- _Goal of the exercise_: Leave out the pictures and repeat everything else in the records exactly.

- _Provided material_:
==========

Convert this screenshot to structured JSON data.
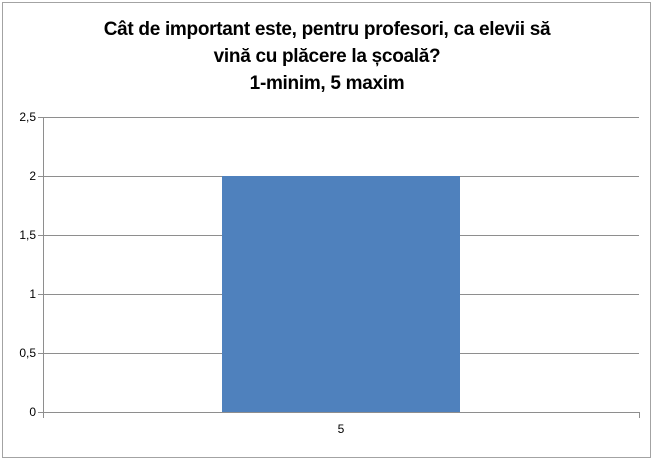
{
  "chart": {
    "title_lines": [
      "Cât de important este, pentru profesori, ca elevii să",
      "vină cu plăcere la școală?",
      "1-minim, 5 maxim"
    ]
  },
  "chart_data": {
    "type": "bar",
    "title": "Cât de important este, pentru profesori, ca elevii să vină cu plăcere la școală? 1-minim, 5 maxim",
    "categories": [
      "5"
    ],
    "values": [
      2
    ],
    "xlabel": "",
    "ylabel": "",
    "ylim": [
      0,
      2.5
    ],
    "ytick_step": 0.5,
    "ytick_labels": [
      "0",
      "0,5",
      "1",
      "1,5",
      "2",
      "2,5"
    ],
    "grid": true,
    "legend": "none",
    "bar_color": "#4F81BD",
    "gridline_color": "#8E8E8E",
    "axis_color": "#8E8E8E",
    "gap_width_ratio": 1.5
  },
  "colors": {
    "background": "#FFFFFF",
    "border": "#A3A3A3",
    "text": "#000000"
  }
}
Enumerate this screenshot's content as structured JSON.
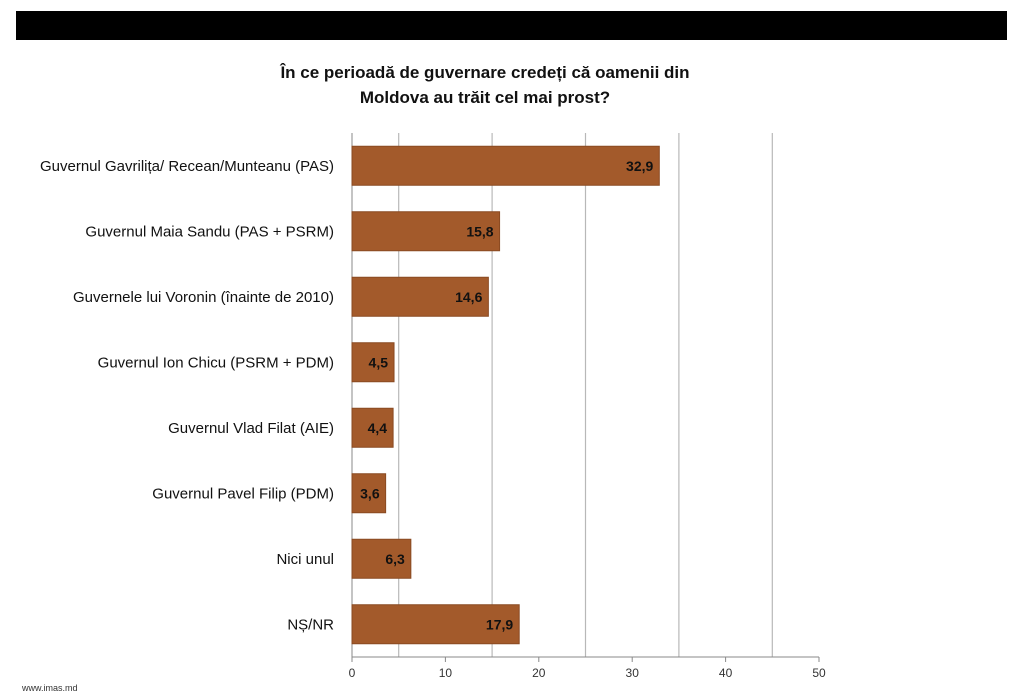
{
  "chart_data": {
    "type": "bar",
    "orientation": "horizontal",
    "title_lines": [
      "În ce perioadă de guvernare credeți că oamenii din",
      "Moldova au trăit cel mai prost?"
    ],
    "categories": [
      "Guvernul Gavrilița/ Recean/Munteanu (PAS)",
      "Guvernul Maia Sandu (PAS + PSRM)",
      "Guvernele lui Voronin (înainte de 2010)",
      "Guvernul Ion Chicu (PSRM + PDM)",
      "Guvernul Vlad Filat (AIE)",
      "Guvernul Pavel Filip (PDM)",
      "Nici unul",
      "NȘ/NR"
    ],
    "values": [
      32.9,
      15.8,
      14.6,
      4.5,
      4.4,
      3.6,
      6.3,
      17.9
    ],
    "value_labels": [
      "32,9",
      "15,8",
      "14,6",
      "4,5",
      "4,4",
      "3,6",
      "6,3",
      "17,9"
    ],
    "xlim": [
      0,
      50
    ],
    "xticks": [
      "0",
      "10",
      "20",
      "30",
      "40",
      "50"
    ],
    "grid": true,
    "bar_color": "#a35a2b",
    "bar_border_color": "#8a4a22",
    "grid_color": "#b8b8b8"
  },
  "footer": {
    "source": "www.imas.md"
  }
}
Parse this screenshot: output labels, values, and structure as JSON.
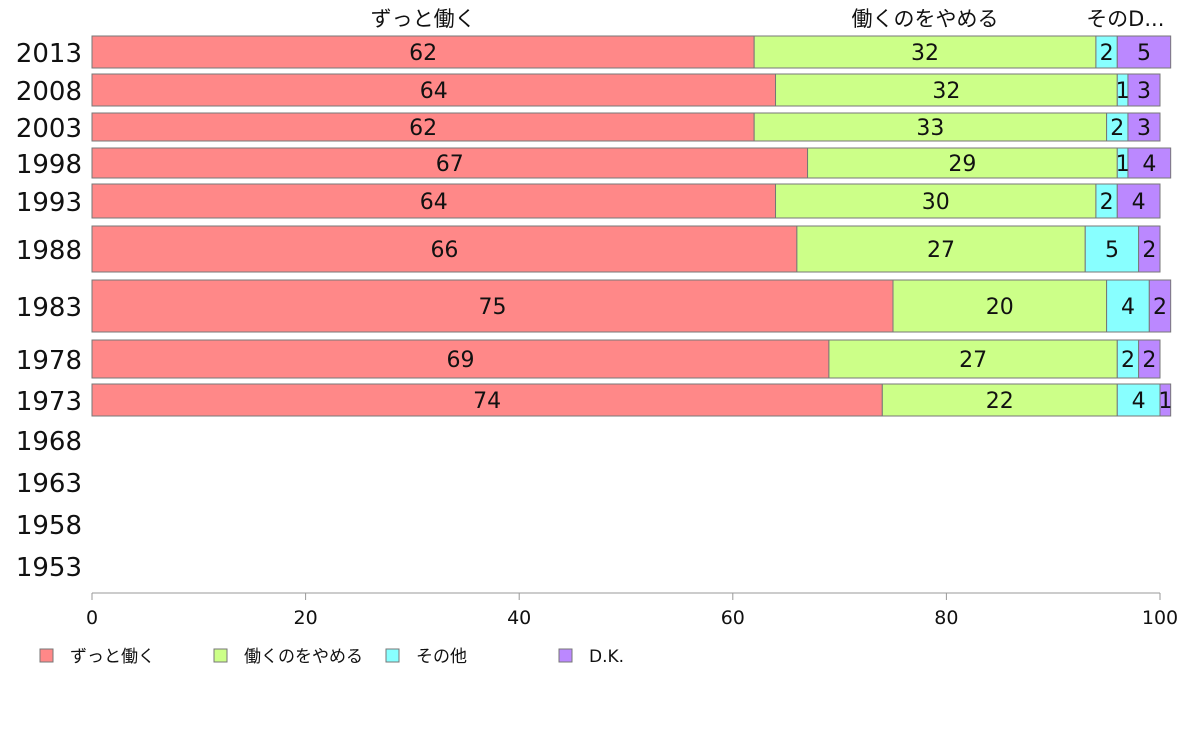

==========

- _Solution to the problem_:
Convert this screenshot to structured JSON data.
{
  "chart": {
    "title_lines": [
      "Cât de important este, pentru profesori, ca elevii să",
      "vină cu plăcere la școală?",
      "1-minim, 5 maxim"
    ]
  },
  "chart_data": {
    "type": "bar",
    "title": "Cât de important este, pentru profesori, ca elevii să vină cu plăcere la școală? 1-minim, 5 maxim",
    "categories": [
      "5"
    ],
    "values": [
      2
    ],
    "xlabel": "",
    "ylabel": "",
    "ylim": [
      0,
      2.5
    ],
    "ytick_step": 0.5,
    "ytick_labels": [
      "0",
      "0,5",
      "1",
      "1,5",
      "2",
      "2,5"
    ],
    "grid": true,
    "legend": "none",
    "bar_color": "#4F81BD",
    "gridline_color": "#8E8E8E",
    "axis_color": "#8E8E8E",
    "gap_width_ratio": 1.5
  },
  "colors": {
    "background": "#FFFFFF",
    "border": "#A3A3A3",
    "text": "#000000"
  }
}
Enumerate this screenshot's content as structured JSON.
{
  "chart_data": {
    "type": "bar",
    "orientation": "horizontal",
    "title_lines": [
      "În ce perioadă de guvernare credeți că oamenii din",
      "Moldova au trăit cel mai prost?"
    ],
    "categories": [
      "Guvernul Gavrilița/ Recean/Munteanu (PAS)",
      "Guvernul Maia Sandu (PAS + PSRM)",
      "Guvernele lui Voronin (înainte de 2010)",
      "Guvernul Ion Chicu (PSRM + PDM)",
      "Guvernul Vlad Filat (AIE)",
      "Guvernul Pavel Filip (PDM)",
      "Nici unul",
      "NȘ/NR"
    ],
    "values": [
      32.9,
      15.8,
      14.6,
      4.5,
      4.4,
      3.6,
      6.3,
      17.9
    ],
    "value_labels": [
      "32,9",
      "15,8",
      "14,6",
      "4,5",
      "4,4",
      "3,6",
      "6,3",
      "17,9"
    ],
    "xlim": [
      0,
      50
    ],
    "xticks": [
      "0",
      "10",
      "20",
      "30",
      "40",
      "50"
    ],
    "grid": true,
    "bar_color": "#a35a2b",
    "bar_border_color": "#8a4a22",
    "grid_color": "#b8b8b8"
  },
  "footer": {
    "source": "www.imas.md"
  }
}
Parse this screenshot: output labels, values, and structure as JSON.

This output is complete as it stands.